**Page text**
*** Begin section ***

Chain was born to a German-Jewish family in Berlin, the son of Margarete and Michael Chain, a chemist and industrialist dealing in chemical products. His father was a Russian-Jewish émigré from Mogilev (Russian Empire, now Belarus) to study chemistry abroad and his mother was from Berlin. In 1930, he received his degree in chemistry from Friedrich Wilhelm University. He was a lifelong friend of Professor Albert Neuberger, whom he met in Berlin in the 1930s.

After the Nazis came to power, Chain understood that, being Jewish, he would no longer be safe in Germany. He left Germany and moved to England, arriving on 2 April 1933 with £10 in his pocket. Geneticist and physiologist J. B. S. Haldane helped him obtain a position at University College Hospital, London.

*** End section ***

**Instructions**
1. Could you rewrite the stretch of the passage on Chain from "After the Nazis" through "College Hospital, London.", replacing "England" with "Britain"?
2. What comes next in the account of Chain's early life and move to England? Continue it from its last sentence.

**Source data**
*** Begin section ***

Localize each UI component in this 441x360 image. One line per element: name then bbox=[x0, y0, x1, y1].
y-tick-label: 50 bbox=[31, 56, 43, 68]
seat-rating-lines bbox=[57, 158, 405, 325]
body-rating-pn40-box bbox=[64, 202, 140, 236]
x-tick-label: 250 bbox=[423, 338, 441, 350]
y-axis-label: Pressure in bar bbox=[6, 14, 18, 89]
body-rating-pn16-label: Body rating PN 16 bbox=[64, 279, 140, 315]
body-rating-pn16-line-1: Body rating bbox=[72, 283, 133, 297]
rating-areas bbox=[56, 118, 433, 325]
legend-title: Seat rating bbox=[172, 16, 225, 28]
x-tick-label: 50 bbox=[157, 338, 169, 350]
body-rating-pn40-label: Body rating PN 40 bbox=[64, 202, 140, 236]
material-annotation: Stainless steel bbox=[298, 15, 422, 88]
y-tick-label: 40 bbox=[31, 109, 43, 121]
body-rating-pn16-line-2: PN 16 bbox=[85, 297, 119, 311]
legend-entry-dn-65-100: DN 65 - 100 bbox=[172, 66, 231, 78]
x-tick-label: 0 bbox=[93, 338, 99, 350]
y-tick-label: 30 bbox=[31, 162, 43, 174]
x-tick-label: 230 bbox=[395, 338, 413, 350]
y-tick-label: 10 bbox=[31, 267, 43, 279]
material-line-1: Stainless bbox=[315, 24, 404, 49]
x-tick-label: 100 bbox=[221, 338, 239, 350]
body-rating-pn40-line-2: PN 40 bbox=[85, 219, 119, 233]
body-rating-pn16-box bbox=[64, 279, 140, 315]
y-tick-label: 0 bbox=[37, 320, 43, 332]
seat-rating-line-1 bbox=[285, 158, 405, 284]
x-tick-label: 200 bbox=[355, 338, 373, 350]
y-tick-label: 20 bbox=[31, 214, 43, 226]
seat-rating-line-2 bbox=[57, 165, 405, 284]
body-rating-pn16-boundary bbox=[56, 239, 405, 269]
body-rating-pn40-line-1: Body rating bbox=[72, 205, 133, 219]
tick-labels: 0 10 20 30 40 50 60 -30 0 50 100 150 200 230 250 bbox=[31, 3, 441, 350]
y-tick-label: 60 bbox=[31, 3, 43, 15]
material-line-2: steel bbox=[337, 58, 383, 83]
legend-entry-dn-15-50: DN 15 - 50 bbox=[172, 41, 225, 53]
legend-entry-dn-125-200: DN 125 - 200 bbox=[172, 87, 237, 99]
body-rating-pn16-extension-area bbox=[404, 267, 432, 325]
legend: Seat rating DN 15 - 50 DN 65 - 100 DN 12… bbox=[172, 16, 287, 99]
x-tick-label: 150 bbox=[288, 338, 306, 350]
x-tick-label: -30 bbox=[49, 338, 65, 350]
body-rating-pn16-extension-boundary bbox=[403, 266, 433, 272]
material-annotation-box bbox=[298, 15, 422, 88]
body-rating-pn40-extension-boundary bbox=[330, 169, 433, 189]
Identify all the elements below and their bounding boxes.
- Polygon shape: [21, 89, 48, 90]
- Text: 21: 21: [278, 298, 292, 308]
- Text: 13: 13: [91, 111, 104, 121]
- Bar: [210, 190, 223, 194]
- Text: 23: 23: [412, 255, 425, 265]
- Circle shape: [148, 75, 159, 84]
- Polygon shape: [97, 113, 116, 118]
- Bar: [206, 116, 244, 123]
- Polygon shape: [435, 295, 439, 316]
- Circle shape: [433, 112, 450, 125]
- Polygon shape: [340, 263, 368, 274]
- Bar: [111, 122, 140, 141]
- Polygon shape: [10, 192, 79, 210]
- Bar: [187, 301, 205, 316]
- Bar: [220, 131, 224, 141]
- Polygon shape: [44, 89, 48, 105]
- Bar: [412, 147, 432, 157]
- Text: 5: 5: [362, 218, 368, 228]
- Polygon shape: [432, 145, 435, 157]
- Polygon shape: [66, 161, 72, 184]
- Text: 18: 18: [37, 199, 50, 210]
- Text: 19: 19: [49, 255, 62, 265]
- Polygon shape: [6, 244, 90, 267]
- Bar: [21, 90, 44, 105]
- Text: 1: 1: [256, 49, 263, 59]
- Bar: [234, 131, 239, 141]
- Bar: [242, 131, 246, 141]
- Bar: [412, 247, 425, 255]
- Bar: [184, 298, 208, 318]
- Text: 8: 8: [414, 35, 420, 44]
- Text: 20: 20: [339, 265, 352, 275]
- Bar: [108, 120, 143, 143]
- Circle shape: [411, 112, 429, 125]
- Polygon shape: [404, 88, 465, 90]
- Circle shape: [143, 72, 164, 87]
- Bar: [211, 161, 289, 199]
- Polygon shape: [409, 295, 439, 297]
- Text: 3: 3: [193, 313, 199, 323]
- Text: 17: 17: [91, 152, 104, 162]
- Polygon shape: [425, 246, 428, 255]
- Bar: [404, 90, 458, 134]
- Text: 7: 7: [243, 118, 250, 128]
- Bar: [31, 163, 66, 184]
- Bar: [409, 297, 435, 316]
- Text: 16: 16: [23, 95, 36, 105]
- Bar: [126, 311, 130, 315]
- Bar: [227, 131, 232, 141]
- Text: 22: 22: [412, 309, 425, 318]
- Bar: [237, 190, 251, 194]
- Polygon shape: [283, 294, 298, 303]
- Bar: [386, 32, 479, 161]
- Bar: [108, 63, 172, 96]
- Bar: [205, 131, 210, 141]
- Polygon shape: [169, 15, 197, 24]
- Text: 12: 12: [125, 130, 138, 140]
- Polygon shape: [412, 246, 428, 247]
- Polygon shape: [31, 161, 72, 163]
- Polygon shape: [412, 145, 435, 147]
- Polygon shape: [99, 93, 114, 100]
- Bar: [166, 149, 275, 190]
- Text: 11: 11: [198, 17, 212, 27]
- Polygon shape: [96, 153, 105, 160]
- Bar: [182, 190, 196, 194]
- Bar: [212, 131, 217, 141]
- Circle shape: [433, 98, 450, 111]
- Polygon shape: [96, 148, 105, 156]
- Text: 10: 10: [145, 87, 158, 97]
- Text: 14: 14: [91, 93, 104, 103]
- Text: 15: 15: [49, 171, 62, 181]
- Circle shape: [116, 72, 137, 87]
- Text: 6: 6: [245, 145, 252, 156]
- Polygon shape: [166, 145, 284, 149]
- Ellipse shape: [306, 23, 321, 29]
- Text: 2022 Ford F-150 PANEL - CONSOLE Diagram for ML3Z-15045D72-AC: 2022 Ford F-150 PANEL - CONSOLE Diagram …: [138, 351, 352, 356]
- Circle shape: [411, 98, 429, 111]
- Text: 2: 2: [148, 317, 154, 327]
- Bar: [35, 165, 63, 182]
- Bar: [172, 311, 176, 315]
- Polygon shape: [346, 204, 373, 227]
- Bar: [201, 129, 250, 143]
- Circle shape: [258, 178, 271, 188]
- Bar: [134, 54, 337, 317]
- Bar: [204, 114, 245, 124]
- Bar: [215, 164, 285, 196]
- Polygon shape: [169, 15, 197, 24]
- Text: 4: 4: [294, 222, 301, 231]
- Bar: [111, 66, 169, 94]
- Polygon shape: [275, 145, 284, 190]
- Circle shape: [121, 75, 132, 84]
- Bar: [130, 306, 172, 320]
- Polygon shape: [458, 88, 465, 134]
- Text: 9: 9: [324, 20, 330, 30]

*** End section ***

**Your responses**
1.
After the Nazis came to power, Chain understood that, being Jewish, he would no longer be safe in Germany. He left Germany and moved to Britain, arriving on 2 April 1933 with £10 in his pocket. Geneticist and physiologist J. B. S. Haldane helped him obtain a position at University College Hospital, London.

2.
After a couple of months he was accepted as a PhD student at Fitzwilliam College, Cambridge, where he began working on phospholipids under the direction of Sir Frederick Gowland Hopkins. In 1935, he accepted a job at Oxford University as a lecturer in pathology. During this time he worked on a range of research topics, including snake venoms, tumour metabolism, lysozymes, and biochemistry techniques. Chain was naturalised as a British subject in April 1939.

In 1939, he joined Howard Florey to investigate natural antibacterial agents produced by microorganisms. This led him and Florey, with crucial technical help from Norman Heatley, to revisit the work of Alexander Fleming, who had described penicillin nine years earlier. Chain and Florey went on to demonstrate penicillin's therapeutic action and its chemical composition. They discovered how to isolate and concentrate the germ-killing agent in the Penicillium mould. For this research, Chain, Florey, and Fleming received the Nobel Prize in 1945. For his part, Heatley was awarded an honorary Doctorate of Medicine by Oxford University in 1990.

Along with Edward Abraham he was also involved in theorising the beta-lactam structure of penicillin in 1942, which was confirmed by X-ray crystallography done by Dorothy Hodgkin in 1945.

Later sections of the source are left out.